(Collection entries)
····················
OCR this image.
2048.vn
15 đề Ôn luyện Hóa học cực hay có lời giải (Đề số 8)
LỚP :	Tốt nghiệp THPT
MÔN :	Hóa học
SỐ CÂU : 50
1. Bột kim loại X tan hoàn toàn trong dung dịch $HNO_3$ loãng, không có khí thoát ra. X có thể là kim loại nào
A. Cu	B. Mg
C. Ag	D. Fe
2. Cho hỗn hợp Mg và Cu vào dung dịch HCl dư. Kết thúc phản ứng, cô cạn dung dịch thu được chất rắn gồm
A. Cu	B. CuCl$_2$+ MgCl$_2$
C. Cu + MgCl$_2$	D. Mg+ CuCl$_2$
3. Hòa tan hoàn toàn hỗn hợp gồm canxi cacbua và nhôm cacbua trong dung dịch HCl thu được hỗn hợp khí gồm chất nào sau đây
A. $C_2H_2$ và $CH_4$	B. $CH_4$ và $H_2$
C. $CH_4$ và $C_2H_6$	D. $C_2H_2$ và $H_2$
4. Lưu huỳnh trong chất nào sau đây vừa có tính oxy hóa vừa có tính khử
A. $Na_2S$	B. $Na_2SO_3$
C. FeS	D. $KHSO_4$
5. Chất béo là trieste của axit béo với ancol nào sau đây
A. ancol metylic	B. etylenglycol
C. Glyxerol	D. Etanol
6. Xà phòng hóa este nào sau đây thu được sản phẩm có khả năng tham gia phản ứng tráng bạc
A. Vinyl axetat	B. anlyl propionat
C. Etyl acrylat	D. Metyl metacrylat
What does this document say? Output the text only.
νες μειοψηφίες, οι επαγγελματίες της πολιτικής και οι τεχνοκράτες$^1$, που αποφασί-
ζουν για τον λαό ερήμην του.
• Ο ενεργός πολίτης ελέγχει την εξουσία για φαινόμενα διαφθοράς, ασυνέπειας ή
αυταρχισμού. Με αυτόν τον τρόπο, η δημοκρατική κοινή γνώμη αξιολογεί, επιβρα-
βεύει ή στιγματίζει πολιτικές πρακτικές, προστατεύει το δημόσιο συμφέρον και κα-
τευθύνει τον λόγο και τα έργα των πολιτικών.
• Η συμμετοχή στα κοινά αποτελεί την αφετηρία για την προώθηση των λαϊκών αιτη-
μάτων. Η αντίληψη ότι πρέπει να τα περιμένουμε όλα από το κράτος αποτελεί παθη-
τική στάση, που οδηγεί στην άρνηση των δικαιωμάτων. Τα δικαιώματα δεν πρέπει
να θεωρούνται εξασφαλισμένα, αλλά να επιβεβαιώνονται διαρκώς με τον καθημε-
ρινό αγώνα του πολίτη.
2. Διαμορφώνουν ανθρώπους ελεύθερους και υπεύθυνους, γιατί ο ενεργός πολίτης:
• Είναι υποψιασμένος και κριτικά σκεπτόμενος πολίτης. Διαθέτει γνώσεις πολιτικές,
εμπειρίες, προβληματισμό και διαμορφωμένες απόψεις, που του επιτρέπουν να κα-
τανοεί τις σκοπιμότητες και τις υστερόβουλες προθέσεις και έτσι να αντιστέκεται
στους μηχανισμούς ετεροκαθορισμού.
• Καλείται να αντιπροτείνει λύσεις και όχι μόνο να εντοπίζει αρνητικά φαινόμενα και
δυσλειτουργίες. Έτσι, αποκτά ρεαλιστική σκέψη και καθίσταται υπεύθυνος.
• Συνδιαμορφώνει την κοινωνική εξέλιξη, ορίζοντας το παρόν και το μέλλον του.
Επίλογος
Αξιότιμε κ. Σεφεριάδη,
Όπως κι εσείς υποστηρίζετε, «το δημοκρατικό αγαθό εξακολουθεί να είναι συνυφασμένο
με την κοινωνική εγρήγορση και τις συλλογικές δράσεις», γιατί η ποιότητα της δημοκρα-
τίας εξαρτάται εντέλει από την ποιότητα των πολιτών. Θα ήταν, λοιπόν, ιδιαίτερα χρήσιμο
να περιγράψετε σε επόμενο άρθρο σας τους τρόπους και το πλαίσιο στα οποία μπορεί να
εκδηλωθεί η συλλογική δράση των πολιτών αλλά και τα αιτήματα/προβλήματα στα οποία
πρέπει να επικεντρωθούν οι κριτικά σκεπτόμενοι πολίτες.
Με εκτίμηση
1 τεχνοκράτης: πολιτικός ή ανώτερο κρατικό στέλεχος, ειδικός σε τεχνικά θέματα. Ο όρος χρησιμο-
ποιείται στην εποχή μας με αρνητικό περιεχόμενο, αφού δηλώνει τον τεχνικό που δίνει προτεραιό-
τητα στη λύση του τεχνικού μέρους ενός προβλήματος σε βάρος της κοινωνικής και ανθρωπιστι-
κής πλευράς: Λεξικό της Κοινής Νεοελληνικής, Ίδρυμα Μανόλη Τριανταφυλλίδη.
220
····················
Go through the entries and repeat each one exactly.

OCR this image.
2048.vn
15 đề Ôn luyện Hóa học cực hay có lời giải (Đề số 8)
LỚP :	Tốt nghiệp THPT
MÔN :	Hóa học
SỐ CÂU : 50
1. Bột kim loại X tan hoàn toàn trong dung dịch $HNO_3$ loãng, không có khí thoát ra. X có thể là kim loại nào
A. Cu	B. Mg
C. Ag	D. Fe
2. Cho hỗn hợp Mg và Cu vào dung dịch HCl dư. Kết thúc phản ứng, cô cạn dung dịch thu được chất rắn gồm
A. Cu	B. CuCl$_2$+ MgCl$_2$
C. Cu + MgCl$_2$	D. Mg+ CuCl$_2$
3. Hòa tan hoàn toàn hỗn hợp gồm canxi cacbua và nhôm cacbua trong dung dịch HCl thu được hỗn hợp khí gồm chất nào sau đây
A. $C_2H_2$ và $CH_4$	B. $CH_4$ và $H_2$
C. $CH_4$ và $C_2H_6$	D. $C_2H_2$ và $H_2$
4. Lưu huỳnh trong chất nào sau đây vừa có tính oxy hóa vừa có tính khử
A. $Na_2S$	B. $Na_2SO_3$
C. FeS	D. $KHSO_4$
5. Chất béo là trieste của axit béo với ancol nào sau đây
A. ancol metylic	B. etylenglycol
C. Glyxerol	D. Etanol
6. Xà phòng hóa este nào sau đây thu được sản phẩm có khả năng tham gia phản ứng tráng bạc
A. Vinyl axetat	B. anlyl propionat
C. Etyl acrylat	D. Metyl metacrylat
What does this document say? Output the text only.
νες μειοψηφίες, οι επαγγελματίες της πολιτικής και οι τεχνοκράτες$^1$, που αποφασί-
ζουν για τον λαό ερήμην του.
• Ο ενεργός πολίτης ελέγχει την εξουσία για φαινόμενα διαφθοράς, ασυνέπειας ή
αυταρχισμού. Με αυτόν τον τρόπο, η δημοκρατική κοινή γνώμη αξιολογεί, επιβρα-
βεύει ή στιγματίζει πολιτικές πρακτικές, προστατεύει το δημόσιο συμφέρον και κα-
τευθύνει τον λόγο και τα έργα των πολιτικών.
• Η συμμετοχή στα κοινά αποτελεί την αφετηρία για την προώθηση των λαϊκών αιτη-
μάτων. Η αντίληψη ότι πρέπει να τα περιμένουμε όλα από το κράτος αποτελεί παθη-
τική στάση, που οδηγεί στην άρνηση των δικαιωμάτων. Τα δικαιώματα δεν πρέπει
να θεωρούνται εξασφαλισμένα, αλλά να επιβεβαιώνονται διαρκώς με τον καθημε-
ρινό αγώνα του πολίτη.
2. Διαμορφώνουν ανθρώπους ελεύθερους και υπεύθυνους, γιατί ο ενεργός πολίτης:
• Είναι υποψιασμένος και κριτικά σκεπτόμενος πολίτης. Διαθέτει γνώσεις πολιτικές,
εμπειρίες, προβληματισμό και διαμορφωμένες απόψεις, που του επιτρέπουν να κα-
τανοεί τις σκοπιμότητες και τις υστερόβουλες προθέσεις και έτσι να αντιστέκεται
στους μηχανισμούς ετεροκαθορισμού.
• Καλείται να αντιπροτείνει λύσεις και όχι μόνο να εντοπίζει αρνητικά φαινόμενα και
δυσλειτουργίες. Έτσι, αποκτά ρεαλιστική σκέψη και καθίσταται υπεύθυνος.
• Συνδιαμορφώνει την κοινωνική εξέλιξη, ορίζοντας το παρόν και το μέλλον του.
Επίλογος
Αξιότιμε κ. Σεφεριάδη,
Όπως κι εσείς υποστηρίζετε, «το δημοκρατικό αγαθό εξακολουθεί να είναι συνυφασμένο
με την κοινωνική εγρήγορση και τις συλλογικές δράσεις», γιατί η ποιότητα της δημοκρα-
τίας εξαρτάται εντέλει από την ποιότητα των πολιτών. Θα ήταν, λοιπόν, ιδιαίτερα χρήσιμο
να περιγράψετε σε επόμενο άρθρο σας τους τρόπους και το πλαίσιο στα οποία μπορεί να
εκδηλωθεί η συλλογική δράση των πολιτών αλλά και τα αιτήματα/προβλήματα στα οποία
πρέπει να επικεντρωθούν οι κριτικά σκεπτόμενοι πολίτες.
Με εκτίμηση
1 τεχνοκράτης: πολιτικός ή ανώτερο κρατικό στέλεχος, ειδικός σε τεχνικά θέματα. Ο όρος χρησιμο-
ποιείται στην εποχή μας με αρνητικό περιεχόμενο, αφού δηλώνει τον τεχνικό που δίνει προτεραιό-
τητα στη λύση του τεχνικού μέρους ενός προβλήματος σε βάρος της κοινωνικής και ανθρωπιστι-
κής πλευράς: Λεξικό της Κοινής Νεοελληνικής, Ίδρυμα Μανόλη Τριανταφυλλίδη.
220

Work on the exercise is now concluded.